SHORT PROBLEM =
Your task is to output all the records below, word for word.

INPUT MATERIAL =

— START —

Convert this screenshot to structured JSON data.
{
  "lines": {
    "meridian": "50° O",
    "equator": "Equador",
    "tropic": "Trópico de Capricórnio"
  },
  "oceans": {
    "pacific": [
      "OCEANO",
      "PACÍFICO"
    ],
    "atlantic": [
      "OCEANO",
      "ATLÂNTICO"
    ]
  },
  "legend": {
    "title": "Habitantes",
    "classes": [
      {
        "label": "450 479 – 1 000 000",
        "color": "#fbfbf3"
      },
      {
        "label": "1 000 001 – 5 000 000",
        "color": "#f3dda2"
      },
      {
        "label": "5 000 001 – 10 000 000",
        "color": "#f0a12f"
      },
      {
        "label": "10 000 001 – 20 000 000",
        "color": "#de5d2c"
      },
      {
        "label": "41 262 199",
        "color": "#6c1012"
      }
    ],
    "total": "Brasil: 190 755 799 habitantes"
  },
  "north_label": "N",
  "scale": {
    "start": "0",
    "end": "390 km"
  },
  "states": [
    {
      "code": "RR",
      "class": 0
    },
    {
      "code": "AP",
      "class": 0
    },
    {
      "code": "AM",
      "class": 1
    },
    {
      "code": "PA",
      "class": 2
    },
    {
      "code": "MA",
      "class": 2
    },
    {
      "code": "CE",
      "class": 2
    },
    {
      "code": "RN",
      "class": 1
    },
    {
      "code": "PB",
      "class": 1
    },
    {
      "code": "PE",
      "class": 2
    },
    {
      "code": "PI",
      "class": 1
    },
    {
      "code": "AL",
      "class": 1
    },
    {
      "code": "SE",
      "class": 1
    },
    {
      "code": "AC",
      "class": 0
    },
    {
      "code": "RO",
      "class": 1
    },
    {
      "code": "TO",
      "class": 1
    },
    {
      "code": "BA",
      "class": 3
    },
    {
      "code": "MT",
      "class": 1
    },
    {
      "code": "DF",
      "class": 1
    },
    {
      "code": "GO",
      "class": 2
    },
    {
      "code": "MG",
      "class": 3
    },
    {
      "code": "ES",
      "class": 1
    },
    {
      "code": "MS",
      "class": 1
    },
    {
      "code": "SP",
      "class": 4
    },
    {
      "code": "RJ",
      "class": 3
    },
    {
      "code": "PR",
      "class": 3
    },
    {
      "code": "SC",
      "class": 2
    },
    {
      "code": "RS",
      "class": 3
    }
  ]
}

— END —

WRITTEN ANSWER =
Convert this screenshot to structured JSON data.
{
  "lines": {
    "meridian": "50° O",
    "equator": "Equador",
    "tropic": "Trópico de Capricórnio"
  },
  "oceans": {
    "pacific": [
      "OCEANO",
      "PACÍFICO"
    ],
    "atlantic": [
      "OCEANO",
      "ATLÂNTICO"
    ]
  },
  "legend": {
    "title": "Habitantes",
    "classes": [
      {
        "label": "450 479 – 1 000 000",
        "color": "#fbfbf3"
      },
      {
        "label": "1 000 001 – 5 000 000",
        "color": "#f3dda2"
      },
      {
        "label": "5 000 001 – 10 000 000",
        "color": "#f0a12f"
      },
      {
        "label": "10 000 001 – 20 000 000",
        "color": "#de5d2c"
      },
      {
        "label": "41 262 199",
        "color": "#6c1012"
      }
    ],
    "total": "Brasil: 190 755 799 habitantes"
  },
  "north_label": "N",
  "scale": {
    "start": "0",
    "end": "390 km"
  },
  "states": [
    {
      "code": "RR",
      "class": 0
    },
    {
      "code": "AP",
      "class": 0
    },
    {
      "code": "AM",
      "class": 1
    },
    {
      "code": "PA",
      "class": 2
    },
    {
      "code": "MA",
      "class": 2
    },
    {
      "code": "CE",
      "class": 2
    },
    {
      "code": "RN",
      "class": 1
    },
    {
      "code": "PB",
      "class": 1
    },
    {
      "code": "PE",
      "class": 2
    },
    {
      "code": "PI",
      "class": 1
    },
    {
      "code": "AL",
      "class": 1
    },
    {
      "code": "SE",
      "class": 1
    },
    {
      "code": "AC",
      "class": 0
    },
    {
      "code": "RO",
      "class": 1
    },
    {
      "code": "TO",
      "class": 1
    },
    {
      "code": "BA",
      "class": 3
    },
    {
      "code": "MT",
      "class": 1
    },
    {
      "code": "DF",
      "class": 1
    },
    {
      "code": "GO",
      "class": 2
    },
    {
      "code": "MG",
      "class": 3
    },
    {
      "code": "ES",
      "class": 1
    },
    {
      "code": "MS",
      "class": 1
    },
    {
      "code": "SP",
      "class": 4
    },
    {
      "code": "RJ",
      "class": 3
    },
    {
      "code": "PR",
      "class": 3
    },
    {
      "code": "SC",
      "class": 2
    },
    {
      "code": "RS",
      "class": 3
    }
  ]
}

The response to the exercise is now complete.